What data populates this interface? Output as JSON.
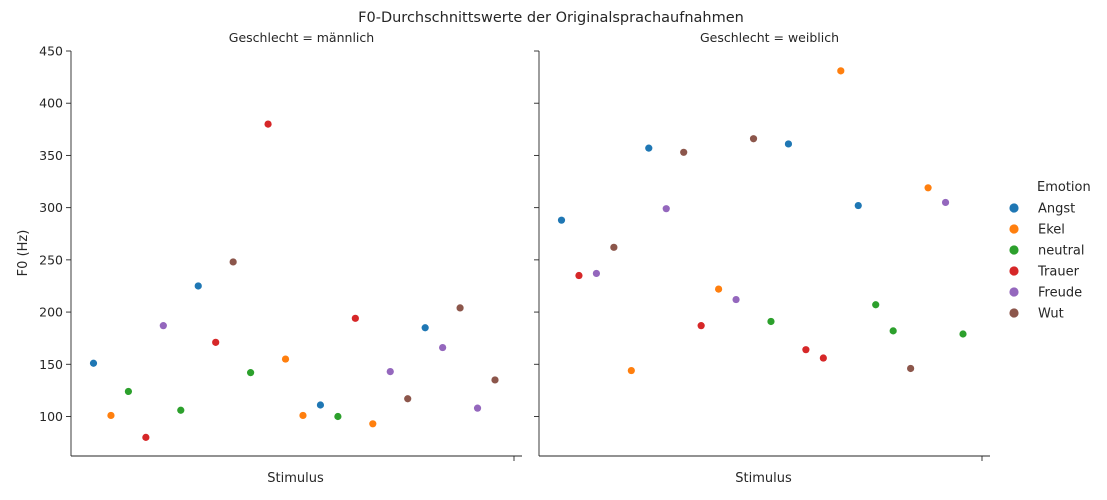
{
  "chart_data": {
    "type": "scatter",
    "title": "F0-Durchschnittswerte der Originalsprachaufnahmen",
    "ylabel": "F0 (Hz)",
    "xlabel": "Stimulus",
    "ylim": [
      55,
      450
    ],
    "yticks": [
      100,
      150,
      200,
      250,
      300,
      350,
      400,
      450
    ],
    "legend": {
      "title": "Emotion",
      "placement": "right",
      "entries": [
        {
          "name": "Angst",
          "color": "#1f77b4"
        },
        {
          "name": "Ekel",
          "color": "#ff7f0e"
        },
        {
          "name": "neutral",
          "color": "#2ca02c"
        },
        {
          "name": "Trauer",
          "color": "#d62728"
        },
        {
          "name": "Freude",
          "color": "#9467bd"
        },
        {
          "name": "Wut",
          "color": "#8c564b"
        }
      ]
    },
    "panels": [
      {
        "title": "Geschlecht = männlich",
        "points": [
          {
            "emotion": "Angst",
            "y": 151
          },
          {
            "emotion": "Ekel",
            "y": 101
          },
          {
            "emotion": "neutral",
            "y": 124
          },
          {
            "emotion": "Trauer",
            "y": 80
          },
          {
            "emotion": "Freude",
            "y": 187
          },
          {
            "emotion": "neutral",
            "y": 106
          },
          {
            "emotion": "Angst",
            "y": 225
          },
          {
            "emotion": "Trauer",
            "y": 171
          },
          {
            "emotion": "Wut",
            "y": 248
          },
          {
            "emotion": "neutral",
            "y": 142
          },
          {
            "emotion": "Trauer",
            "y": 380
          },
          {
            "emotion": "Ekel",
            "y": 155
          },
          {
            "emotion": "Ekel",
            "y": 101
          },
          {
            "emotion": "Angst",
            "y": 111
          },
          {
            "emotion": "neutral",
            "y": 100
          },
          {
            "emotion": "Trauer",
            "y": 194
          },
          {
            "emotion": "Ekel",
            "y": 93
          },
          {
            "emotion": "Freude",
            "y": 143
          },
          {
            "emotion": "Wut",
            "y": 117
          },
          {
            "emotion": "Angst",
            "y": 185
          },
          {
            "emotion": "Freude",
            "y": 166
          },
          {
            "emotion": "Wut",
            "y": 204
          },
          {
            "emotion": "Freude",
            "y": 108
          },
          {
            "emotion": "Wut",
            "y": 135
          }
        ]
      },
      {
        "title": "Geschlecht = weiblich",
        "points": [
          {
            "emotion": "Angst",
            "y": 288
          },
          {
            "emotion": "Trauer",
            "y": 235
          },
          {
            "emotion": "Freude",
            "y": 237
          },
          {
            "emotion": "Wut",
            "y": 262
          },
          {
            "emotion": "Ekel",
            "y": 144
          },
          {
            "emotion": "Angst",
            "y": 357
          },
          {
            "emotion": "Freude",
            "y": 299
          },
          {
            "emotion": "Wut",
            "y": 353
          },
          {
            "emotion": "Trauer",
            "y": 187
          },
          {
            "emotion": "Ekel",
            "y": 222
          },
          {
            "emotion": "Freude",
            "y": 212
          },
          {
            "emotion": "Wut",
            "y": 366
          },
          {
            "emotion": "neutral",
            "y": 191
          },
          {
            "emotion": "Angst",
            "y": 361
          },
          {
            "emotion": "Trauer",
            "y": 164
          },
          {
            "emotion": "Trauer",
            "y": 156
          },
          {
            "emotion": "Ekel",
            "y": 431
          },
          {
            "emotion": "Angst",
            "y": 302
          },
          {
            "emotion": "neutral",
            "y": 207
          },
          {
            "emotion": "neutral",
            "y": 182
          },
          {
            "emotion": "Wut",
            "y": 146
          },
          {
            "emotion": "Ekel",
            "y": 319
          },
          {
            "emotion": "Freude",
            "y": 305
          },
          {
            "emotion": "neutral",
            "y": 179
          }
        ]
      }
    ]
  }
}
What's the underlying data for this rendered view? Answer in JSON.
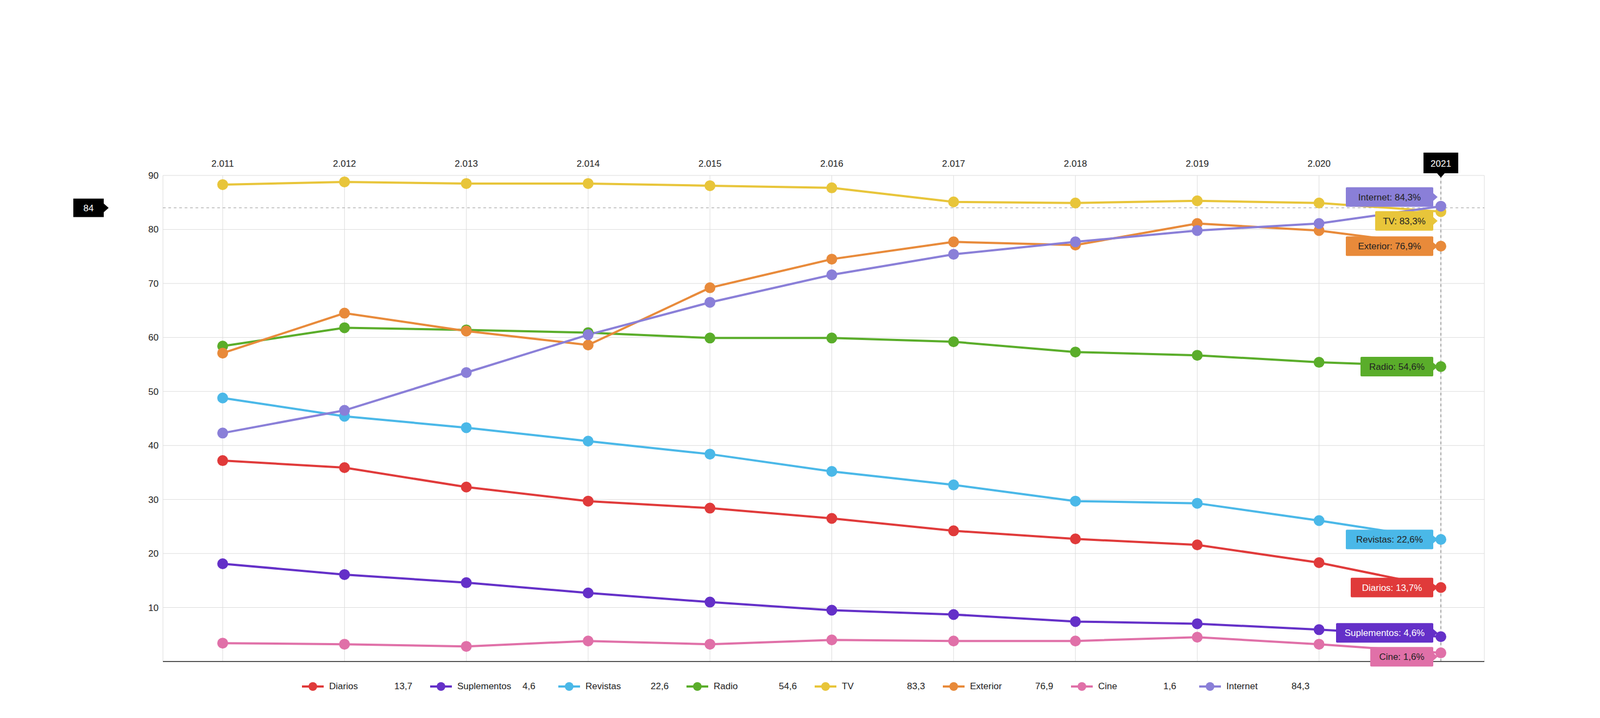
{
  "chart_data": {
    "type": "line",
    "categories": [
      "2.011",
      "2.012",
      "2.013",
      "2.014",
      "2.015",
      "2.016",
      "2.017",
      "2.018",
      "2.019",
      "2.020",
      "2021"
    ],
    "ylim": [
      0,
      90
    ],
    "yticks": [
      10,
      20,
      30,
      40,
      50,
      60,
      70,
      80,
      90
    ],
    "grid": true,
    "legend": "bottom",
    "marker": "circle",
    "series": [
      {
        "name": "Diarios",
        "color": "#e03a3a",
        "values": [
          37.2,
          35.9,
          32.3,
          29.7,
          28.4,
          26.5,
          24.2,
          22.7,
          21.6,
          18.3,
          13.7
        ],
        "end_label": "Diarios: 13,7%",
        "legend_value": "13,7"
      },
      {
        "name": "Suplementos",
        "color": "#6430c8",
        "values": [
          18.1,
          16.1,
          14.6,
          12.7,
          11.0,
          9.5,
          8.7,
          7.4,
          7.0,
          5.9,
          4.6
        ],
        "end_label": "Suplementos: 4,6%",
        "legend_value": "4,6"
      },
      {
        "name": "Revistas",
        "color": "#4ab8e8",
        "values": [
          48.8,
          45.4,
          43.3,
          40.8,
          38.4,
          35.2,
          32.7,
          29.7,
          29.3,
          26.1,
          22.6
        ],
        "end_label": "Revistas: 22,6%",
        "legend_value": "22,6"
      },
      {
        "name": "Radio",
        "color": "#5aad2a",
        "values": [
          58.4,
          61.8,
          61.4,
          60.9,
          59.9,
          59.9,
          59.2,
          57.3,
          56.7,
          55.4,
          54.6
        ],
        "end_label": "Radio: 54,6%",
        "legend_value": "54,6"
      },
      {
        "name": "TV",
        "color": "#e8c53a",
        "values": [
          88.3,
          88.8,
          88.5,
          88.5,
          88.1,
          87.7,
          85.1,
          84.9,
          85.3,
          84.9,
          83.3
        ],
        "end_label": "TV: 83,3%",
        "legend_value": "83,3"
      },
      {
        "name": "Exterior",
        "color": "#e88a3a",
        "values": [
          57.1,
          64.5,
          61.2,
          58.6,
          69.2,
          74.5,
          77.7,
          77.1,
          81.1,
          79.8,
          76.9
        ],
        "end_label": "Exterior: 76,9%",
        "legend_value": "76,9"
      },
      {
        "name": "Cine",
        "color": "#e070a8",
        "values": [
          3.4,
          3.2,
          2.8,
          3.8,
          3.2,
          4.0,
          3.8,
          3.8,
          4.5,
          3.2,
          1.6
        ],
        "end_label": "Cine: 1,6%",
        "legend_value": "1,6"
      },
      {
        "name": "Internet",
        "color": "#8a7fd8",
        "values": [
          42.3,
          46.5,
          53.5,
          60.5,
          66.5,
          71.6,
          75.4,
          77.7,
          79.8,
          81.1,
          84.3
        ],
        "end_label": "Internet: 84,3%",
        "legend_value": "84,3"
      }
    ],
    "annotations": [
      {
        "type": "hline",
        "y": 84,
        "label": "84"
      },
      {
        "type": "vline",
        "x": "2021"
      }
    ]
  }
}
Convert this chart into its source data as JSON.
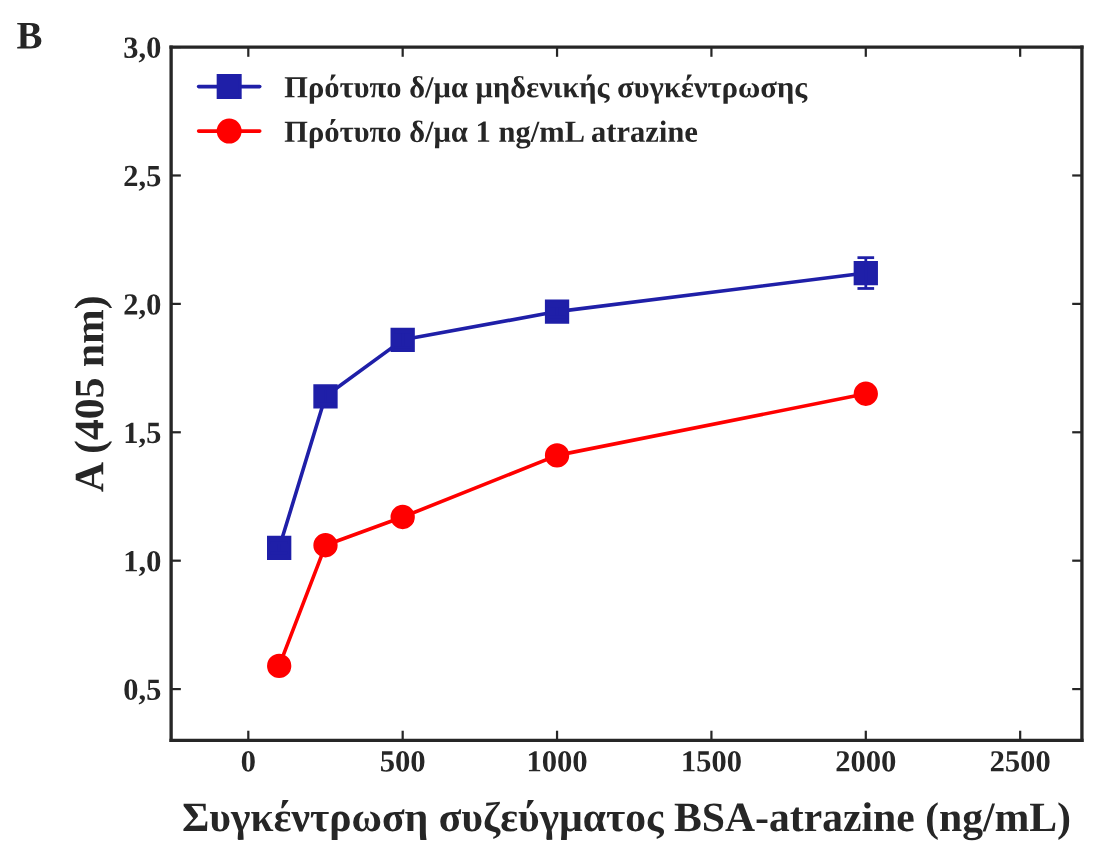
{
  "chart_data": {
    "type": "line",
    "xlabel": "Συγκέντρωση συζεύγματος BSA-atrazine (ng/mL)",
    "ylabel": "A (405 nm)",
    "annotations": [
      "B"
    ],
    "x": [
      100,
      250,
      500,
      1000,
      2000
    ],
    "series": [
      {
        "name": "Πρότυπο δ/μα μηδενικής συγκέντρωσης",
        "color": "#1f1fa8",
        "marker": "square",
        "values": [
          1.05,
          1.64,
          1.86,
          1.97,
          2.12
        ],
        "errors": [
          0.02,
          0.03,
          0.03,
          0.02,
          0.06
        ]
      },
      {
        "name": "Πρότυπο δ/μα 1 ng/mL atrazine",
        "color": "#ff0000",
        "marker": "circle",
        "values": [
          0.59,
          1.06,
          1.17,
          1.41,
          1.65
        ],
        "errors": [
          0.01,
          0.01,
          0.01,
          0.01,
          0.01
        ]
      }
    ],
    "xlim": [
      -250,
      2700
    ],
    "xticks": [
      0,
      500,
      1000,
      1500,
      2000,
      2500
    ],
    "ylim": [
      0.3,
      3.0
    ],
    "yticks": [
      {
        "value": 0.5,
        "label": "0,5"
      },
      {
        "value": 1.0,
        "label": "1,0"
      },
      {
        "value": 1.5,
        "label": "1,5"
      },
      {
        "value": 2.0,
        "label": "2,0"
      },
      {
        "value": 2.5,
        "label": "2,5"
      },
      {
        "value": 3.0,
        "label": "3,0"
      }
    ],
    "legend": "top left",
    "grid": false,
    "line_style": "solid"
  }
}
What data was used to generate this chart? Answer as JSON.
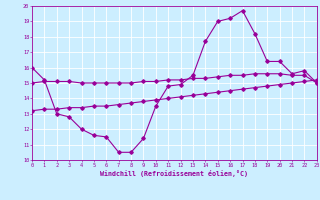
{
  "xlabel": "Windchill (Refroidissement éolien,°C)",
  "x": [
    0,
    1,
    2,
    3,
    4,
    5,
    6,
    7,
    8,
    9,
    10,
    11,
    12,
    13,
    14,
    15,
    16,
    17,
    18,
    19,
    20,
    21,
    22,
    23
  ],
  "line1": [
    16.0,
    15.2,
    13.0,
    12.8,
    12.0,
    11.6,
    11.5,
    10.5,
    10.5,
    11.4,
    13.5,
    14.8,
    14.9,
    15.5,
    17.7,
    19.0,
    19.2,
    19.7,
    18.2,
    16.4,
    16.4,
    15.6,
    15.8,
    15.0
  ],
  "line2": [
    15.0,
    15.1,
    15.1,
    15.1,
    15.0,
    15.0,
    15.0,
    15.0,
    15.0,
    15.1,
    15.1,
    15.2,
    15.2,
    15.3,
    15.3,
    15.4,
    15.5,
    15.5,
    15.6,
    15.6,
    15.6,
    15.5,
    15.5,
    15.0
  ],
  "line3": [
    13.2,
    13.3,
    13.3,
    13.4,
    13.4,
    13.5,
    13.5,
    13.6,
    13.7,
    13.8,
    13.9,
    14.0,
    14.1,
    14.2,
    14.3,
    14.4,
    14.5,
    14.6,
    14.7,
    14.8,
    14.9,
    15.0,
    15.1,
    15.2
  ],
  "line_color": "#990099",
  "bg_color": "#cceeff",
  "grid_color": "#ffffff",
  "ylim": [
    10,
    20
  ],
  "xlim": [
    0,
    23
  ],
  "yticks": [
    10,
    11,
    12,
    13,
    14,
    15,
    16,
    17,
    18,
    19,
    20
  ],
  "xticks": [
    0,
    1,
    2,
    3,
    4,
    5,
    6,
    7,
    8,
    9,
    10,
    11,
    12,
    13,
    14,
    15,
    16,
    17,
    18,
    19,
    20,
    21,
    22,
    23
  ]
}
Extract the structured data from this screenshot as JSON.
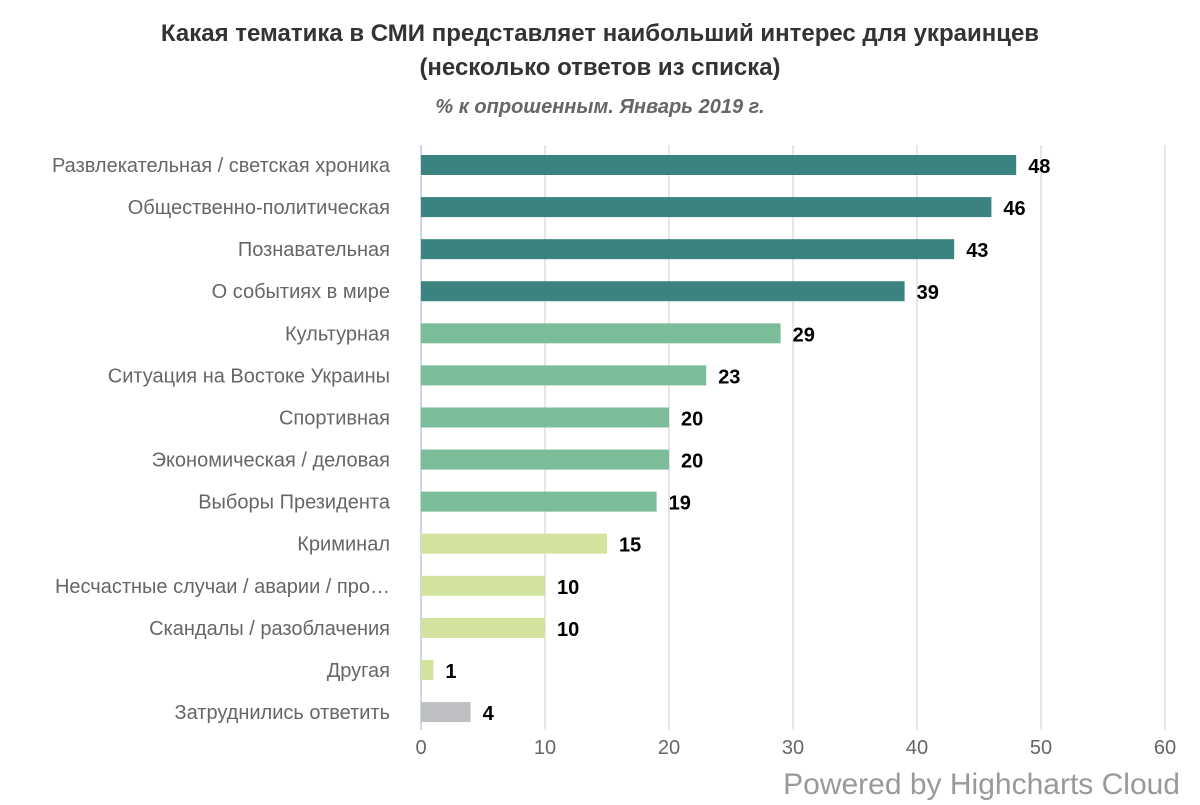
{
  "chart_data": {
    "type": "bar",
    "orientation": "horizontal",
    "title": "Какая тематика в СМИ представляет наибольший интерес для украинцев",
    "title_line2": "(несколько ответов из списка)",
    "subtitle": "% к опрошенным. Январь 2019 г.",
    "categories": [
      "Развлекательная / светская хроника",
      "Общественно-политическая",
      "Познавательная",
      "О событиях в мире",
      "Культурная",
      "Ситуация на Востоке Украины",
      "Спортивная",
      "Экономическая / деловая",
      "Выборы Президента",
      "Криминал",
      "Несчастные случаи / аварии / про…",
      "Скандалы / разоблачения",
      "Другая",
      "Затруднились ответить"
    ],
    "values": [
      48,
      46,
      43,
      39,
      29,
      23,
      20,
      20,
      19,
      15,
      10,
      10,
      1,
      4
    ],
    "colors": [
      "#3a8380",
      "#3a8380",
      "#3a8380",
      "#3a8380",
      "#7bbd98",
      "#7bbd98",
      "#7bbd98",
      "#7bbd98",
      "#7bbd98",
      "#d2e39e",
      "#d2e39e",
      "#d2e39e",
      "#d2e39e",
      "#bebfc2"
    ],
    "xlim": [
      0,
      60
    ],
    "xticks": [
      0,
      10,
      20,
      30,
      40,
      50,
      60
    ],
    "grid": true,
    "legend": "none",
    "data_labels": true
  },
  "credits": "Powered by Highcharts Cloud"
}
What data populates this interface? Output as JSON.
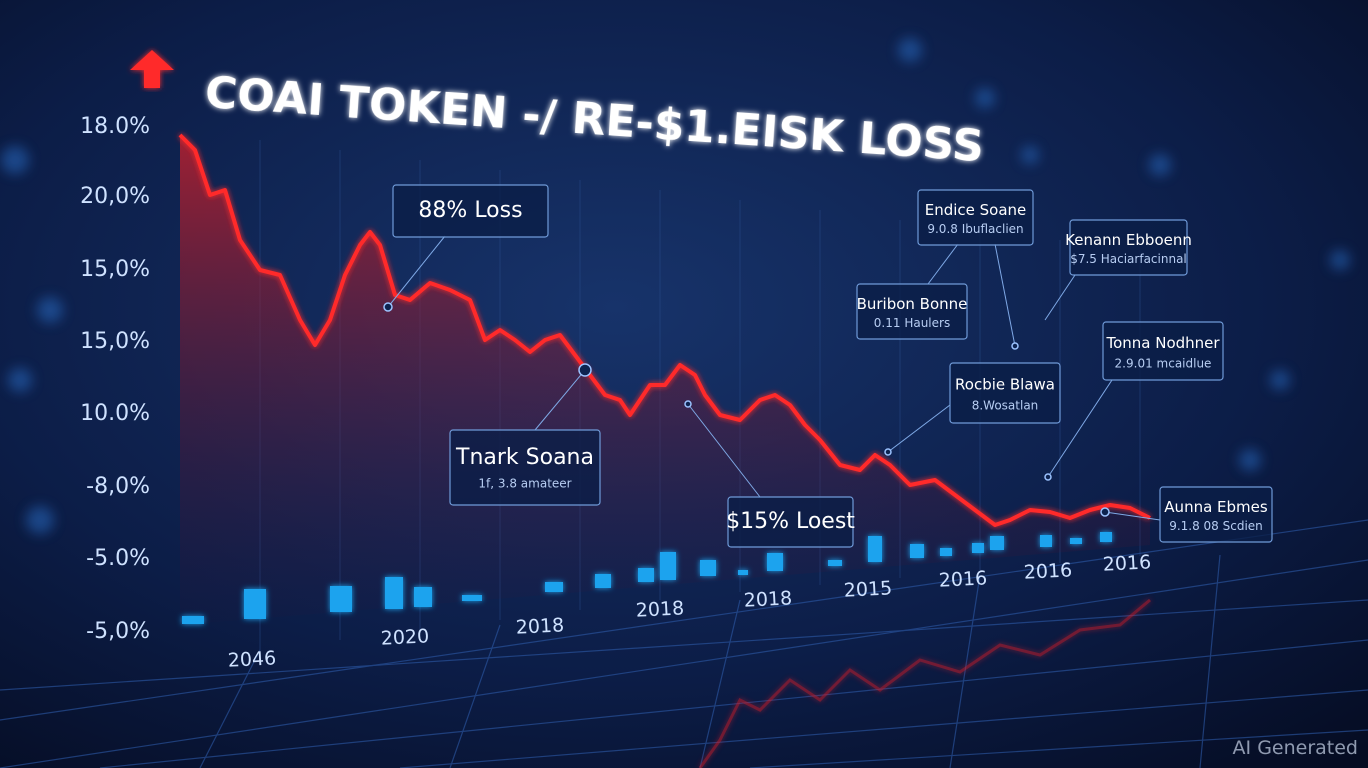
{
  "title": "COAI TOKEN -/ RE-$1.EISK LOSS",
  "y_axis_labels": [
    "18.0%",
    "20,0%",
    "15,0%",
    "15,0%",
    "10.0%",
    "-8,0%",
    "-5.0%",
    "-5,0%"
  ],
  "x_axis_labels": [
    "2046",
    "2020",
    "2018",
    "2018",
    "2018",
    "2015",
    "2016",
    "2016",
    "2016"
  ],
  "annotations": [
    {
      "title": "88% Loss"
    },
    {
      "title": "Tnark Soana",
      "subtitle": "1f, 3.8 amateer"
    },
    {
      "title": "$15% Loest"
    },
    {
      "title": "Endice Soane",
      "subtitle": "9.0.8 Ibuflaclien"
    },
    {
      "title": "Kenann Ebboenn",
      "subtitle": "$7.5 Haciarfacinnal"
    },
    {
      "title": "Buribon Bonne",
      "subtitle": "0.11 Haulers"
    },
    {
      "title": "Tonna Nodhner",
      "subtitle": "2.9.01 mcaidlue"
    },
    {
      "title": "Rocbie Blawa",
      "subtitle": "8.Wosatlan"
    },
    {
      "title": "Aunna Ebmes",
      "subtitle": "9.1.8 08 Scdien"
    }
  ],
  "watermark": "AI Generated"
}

......

— Short task —
Pull every line containing "marker" out of the data above.

— Task result —
    "marker": "circle",
        "marker": "square",
        "marker": "circle",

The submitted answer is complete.